■ Required task 1:
From the opinion column on the Turkey-bound gold, list every resource named in the poem's lines about vultures soaring over carcasses.
■ Required task 2:
Carry on with the opinion column on the Turkey-bound gold, starting after its final sentence.

■ Document excerpt:
########################################

Opinions of Thursday, 27 February 2014

Columnist: Mensema, Akadu Ntiriwa

Tweaa Mahama: Where is Turkey-Bound Gold?

*By Akadu Ntiriwa Mensema

**Dedicated to the thousands of impoverished and exploited “Northerner” street kids in Kumasi, Sekondi-Takoradi, Accra, Koforidua, etc., who have become socio-economic orphans in the corrosive quicksand of SADA Akonfem Economics.

Tweaa Mahama
Where is the Turkey-bound gold?
The vultures in our midst
The educated elites
The pen-armed robbers
The mosquitoes
Blood vampires
Educated vultures in flight
Soaring over carcasses of gold
Of cocoa
Of oil
Of timber
Of diamond
Of bauxite
We have them all
We pour them in wreckages
In deep-sewage political pockets
As usual Ghanaians made a lot of noise about the 1.5 tons of gold from Ghana that was strangely bound for Turkey, but was seized when it arrived at the Dubai airport. Ghanaians should remember that Mahama quietly rushed to Turkey stating that he was there for business when he had not formed his team D cabinet. No leader in this world would rush to Turkey to micromanage trade arrangement when s/he had no cabinet in place. In fact, this was something that the Ghanaian embassy in Turkey could have handled on behalf of the government. Mahama returned to Ghana and his spokespeople denied the story about the 1.5 tons of gold. The BNI denied it. The Civil Aviation and the Kotoka International Airport officials stated that they had no records of the plane leaving Ghana. The Minerals Commission also denied it. In his bid to confuse the public, Mahama set up a Commission of Enquiry to investigate the gold in flight like a SADA akomfem. As public pressure mounted, the government came up with a surrogate culprit who is in now jail and who has being paid, according to my reliable sources, to take the blame for Mahama. Considering Mahama’s avalanche of dubious financial dealings, no wonder that his arrival in the Middle East led to the release of the plane carrying the gold. Now that someone has taken the golden bullet for Mahama, the question still remains this: “Tweaa Mahama, where is the Turkey-bound gold?

########################################

■ Data:
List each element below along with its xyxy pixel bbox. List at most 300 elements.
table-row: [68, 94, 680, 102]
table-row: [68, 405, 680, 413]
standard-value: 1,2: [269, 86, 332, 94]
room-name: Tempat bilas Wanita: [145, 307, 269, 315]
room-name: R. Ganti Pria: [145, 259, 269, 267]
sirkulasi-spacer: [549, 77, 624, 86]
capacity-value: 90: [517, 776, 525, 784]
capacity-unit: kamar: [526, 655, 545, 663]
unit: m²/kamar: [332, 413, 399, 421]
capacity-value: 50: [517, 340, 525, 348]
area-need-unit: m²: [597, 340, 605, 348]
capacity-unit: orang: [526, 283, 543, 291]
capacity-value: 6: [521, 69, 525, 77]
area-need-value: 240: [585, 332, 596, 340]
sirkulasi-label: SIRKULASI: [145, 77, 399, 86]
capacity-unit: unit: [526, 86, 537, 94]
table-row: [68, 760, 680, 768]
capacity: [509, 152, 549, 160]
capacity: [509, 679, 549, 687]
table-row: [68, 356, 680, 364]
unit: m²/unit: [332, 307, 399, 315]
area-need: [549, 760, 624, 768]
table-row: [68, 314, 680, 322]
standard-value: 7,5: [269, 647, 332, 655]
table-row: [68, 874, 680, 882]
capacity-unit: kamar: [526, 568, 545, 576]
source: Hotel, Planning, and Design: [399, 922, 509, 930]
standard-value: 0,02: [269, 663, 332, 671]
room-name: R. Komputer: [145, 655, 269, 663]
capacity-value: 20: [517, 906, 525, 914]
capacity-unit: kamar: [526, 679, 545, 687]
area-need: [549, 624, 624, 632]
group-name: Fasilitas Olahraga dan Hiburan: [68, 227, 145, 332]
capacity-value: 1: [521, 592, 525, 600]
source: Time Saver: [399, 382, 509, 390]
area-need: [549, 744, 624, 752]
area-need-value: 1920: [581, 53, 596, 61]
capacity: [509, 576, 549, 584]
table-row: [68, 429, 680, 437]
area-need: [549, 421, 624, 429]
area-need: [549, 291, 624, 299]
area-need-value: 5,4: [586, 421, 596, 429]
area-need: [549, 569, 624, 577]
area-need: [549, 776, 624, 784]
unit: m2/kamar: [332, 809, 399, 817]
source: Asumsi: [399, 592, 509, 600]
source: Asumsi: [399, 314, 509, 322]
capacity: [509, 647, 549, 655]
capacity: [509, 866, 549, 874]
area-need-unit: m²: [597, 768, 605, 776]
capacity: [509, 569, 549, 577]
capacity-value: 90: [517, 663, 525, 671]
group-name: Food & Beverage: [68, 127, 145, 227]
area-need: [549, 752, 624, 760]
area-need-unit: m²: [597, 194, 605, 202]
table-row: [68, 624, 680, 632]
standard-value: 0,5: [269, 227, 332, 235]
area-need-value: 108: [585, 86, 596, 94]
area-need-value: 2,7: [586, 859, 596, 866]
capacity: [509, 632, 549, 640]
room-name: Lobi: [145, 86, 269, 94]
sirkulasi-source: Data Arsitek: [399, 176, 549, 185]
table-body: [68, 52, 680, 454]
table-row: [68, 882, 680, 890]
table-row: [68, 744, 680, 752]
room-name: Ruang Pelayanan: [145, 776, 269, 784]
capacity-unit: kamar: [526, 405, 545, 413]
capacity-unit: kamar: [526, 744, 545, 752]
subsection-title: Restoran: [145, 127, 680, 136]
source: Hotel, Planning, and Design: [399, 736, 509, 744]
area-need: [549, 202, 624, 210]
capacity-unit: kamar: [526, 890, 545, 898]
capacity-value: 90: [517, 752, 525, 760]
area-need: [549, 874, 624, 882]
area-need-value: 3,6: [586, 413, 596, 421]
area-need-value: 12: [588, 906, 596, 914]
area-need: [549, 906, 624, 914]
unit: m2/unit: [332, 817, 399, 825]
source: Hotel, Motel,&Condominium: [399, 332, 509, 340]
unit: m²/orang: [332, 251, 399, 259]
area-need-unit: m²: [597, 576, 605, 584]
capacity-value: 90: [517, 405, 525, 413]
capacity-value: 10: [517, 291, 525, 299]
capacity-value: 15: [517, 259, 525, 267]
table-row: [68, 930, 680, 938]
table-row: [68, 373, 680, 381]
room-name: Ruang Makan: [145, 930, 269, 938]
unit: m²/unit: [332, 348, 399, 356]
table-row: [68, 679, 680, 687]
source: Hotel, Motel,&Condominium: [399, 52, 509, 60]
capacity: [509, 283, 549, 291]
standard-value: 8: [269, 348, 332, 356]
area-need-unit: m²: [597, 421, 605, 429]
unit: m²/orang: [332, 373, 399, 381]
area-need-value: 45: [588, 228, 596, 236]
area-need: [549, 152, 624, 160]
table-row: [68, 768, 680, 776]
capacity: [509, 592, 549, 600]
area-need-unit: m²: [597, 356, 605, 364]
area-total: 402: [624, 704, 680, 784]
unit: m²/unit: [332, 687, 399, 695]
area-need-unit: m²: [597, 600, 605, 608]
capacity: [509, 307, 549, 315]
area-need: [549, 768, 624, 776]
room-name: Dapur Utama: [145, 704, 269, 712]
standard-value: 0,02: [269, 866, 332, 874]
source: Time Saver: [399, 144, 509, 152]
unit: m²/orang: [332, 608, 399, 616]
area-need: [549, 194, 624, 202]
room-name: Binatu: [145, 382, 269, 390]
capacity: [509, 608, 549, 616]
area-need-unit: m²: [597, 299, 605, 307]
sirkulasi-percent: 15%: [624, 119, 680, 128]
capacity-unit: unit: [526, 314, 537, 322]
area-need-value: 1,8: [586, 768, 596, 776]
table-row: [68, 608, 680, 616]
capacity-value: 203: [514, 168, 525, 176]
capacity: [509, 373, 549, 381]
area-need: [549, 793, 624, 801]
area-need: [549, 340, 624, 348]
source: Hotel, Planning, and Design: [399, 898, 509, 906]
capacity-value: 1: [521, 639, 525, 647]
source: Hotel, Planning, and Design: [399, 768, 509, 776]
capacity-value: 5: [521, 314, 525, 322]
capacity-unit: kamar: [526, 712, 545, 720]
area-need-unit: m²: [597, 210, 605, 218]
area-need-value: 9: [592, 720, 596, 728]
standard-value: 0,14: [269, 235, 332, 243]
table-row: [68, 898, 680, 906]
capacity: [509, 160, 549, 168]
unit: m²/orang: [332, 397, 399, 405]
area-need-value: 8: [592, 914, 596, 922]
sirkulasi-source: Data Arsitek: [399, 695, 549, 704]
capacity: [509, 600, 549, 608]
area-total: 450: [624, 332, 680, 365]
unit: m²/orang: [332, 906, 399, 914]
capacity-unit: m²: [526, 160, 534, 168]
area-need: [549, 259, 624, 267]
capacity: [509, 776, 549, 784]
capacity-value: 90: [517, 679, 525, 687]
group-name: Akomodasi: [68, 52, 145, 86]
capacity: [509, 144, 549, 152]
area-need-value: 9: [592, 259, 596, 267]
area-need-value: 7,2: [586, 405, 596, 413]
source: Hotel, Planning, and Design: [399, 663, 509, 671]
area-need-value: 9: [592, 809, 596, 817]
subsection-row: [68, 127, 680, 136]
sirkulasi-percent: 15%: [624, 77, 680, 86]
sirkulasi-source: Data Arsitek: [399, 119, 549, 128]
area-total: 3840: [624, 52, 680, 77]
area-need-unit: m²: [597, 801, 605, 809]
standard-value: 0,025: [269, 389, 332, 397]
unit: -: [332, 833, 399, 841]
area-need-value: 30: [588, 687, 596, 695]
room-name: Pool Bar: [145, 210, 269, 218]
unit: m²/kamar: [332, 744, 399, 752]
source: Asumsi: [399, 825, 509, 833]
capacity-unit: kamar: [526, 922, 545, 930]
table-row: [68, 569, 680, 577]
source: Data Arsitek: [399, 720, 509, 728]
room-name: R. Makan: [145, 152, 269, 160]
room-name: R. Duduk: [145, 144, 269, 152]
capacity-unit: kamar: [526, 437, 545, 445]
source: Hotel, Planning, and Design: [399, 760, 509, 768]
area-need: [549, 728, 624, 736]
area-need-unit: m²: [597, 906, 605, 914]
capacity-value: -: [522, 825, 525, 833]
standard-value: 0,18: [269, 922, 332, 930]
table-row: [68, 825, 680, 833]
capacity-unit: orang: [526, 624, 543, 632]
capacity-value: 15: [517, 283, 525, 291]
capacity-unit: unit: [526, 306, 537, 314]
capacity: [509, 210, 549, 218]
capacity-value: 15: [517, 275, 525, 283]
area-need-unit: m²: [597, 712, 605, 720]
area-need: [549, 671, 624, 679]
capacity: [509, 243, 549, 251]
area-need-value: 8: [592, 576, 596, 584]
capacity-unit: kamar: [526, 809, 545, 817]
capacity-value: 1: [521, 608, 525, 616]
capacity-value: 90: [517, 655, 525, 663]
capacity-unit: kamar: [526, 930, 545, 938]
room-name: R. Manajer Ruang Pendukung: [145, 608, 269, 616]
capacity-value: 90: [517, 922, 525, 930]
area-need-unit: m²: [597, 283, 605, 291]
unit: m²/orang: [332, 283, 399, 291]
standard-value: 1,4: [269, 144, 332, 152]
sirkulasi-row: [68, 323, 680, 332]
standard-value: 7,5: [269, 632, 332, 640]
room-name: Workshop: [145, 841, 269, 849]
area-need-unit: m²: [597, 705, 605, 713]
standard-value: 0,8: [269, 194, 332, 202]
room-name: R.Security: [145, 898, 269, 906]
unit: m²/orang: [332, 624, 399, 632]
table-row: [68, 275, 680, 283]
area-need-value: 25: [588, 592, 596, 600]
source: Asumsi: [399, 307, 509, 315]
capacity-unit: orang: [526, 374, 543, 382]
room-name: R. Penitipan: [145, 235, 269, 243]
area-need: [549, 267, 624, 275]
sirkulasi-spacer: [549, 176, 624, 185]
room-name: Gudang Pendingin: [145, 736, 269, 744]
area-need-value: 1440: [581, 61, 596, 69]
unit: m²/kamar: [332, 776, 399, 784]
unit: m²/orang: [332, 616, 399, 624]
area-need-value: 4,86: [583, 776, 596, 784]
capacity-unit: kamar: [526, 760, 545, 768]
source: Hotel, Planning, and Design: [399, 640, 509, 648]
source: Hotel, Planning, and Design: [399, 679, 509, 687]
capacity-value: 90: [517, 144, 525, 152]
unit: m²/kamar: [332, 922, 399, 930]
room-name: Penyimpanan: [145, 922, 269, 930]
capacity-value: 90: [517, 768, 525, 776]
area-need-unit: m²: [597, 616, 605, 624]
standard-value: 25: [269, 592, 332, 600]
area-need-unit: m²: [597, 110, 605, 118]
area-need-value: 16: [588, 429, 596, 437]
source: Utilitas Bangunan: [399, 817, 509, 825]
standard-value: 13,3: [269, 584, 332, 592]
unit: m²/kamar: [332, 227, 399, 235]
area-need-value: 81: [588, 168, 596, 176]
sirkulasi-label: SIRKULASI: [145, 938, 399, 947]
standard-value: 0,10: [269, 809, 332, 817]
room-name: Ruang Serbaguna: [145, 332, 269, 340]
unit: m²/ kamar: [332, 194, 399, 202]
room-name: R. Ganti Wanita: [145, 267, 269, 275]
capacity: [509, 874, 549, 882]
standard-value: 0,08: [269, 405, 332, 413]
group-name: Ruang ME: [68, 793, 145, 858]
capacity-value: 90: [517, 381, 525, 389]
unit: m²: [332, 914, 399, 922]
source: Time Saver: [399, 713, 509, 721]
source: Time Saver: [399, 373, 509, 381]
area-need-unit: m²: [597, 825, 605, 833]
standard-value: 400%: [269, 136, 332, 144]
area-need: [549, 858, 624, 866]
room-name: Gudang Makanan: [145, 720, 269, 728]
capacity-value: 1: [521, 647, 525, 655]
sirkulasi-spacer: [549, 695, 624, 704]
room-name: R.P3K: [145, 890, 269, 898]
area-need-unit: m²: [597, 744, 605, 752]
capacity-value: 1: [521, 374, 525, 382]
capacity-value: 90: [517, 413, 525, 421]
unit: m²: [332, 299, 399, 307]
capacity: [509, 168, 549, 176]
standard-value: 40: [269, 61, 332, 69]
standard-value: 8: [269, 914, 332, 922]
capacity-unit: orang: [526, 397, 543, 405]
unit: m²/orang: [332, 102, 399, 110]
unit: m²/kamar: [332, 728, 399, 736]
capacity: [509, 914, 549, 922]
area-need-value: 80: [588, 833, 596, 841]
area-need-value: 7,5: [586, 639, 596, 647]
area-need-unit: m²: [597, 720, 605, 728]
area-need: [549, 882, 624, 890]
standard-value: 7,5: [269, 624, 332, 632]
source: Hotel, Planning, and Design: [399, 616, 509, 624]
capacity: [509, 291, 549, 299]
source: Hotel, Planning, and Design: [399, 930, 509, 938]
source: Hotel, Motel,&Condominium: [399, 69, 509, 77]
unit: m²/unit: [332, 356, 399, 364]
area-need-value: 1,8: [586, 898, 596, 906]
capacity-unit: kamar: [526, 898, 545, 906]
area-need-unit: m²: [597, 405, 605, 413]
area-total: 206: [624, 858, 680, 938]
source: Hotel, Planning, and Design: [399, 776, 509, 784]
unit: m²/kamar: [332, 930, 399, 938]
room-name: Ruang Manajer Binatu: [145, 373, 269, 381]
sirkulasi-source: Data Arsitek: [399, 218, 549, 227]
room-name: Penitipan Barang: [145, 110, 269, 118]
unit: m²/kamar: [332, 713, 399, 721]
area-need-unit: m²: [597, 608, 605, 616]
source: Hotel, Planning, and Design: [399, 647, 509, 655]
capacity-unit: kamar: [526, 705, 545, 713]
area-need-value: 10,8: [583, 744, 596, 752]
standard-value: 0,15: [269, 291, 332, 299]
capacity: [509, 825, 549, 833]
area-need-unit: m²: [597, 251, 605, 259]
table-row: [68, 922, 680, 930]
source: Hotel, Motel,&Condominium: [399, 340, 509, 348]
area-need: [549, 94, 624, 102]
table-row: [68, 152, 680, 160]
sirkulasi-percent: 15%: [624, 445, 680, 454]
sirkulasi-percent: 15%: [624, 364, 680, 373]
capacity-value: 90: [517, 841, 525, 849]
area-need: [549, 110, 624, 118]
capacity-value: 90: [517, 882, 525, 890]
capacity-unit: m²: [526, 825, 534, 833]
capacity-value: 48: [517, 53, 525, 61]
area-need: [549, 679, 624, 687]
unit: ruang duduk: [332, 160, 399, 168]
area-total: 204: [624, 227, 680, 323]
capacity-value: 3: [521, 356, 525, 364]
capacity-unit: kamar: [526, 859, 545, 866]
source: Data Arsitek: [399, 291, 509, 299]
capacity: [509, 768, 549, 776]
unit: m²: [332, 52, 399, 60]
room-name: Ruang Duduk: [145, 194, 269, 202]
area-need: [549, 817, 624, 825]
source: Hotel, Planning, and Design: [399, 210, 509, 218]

########################################

■ Response 1:
gold, cocoa, oil, timber, diamond, bauxite

■ Response 2:
Ghanafo, I repeat
Where is our gold
Tweaa Mahama
Where is Ghana’s gold
The strange gold bound for Dubai, Turkey
Where is our gold strangled in the Mid-East
In your huge batakari pockets of deceit
Ghanafo, I repeat
Our silence is our undoing
Our “fama Nyame” is our undoing
Our “make you no mind am” is our undoing
Ghanafo
How did a plane-load of gold leave Ghana
Who were involved in the process
Where is the gold
Who has the gold
How is the gold
Gold torn from Ghana’s navel

Ghanafo
Our perennial problem
Our short memories
We talk, talk, talk
We forget it all in two weeks
Missing in flight like SADA akonfem
So the pen-armed robbers rob us
So they kill us
So they dehumanize us
So they impoverish us
Oh! This our short memory
This national deficit
This democratization of corruption
Oh! The killers of the dream
Killers who prey on our short memories
Our watersheds of corruption, mediocrity and all

The vultures in our midst
Preening their bloody feathers
Soaring with grace
Gallant in flight
Unclench their wings
In silent winds of depredation
Ah! They soar over unearned carcass
Of a postcolony killed by greed
Killed by poverty
Killed by illiteracy
Killed by “Fama Nyame” syndrome
The vultures are soaring
Their bloody beaks
Their bloody talons
Bloody thieves and killers of the dream
The fact of the matter is that we heard nothing from the NDC government regarding the 1.5 tons of gold. None of the pen-armed-robber politicians and stomach-driven journalists asked questions about the gold. Our useless MPs who have mansions, but have been given $50, 000 for housing, while millions of street kids live on urban streets, did not ask any question. The toothless grinning members of the Council of State who have been given car loans of $50, 000 each said nothing. The rotting chiefs who are waiting for Schnapps and ginseng beer from Chinese galamsey miners in exchange for unrestricted land rights remained silent. The neocolonized prophets, pastors, priests, and diviners who think that God and Jesus are white men, and who look forward to tithes from their unwary followers never sang a hymn about the gold. The disempowered and benighted masses could not pause beyond their mantra of the usual unworkable “enye hwee,” “fama Nyame,” “make you no mind them,” even as they suffer as foot-soldiers soldiering for poverty.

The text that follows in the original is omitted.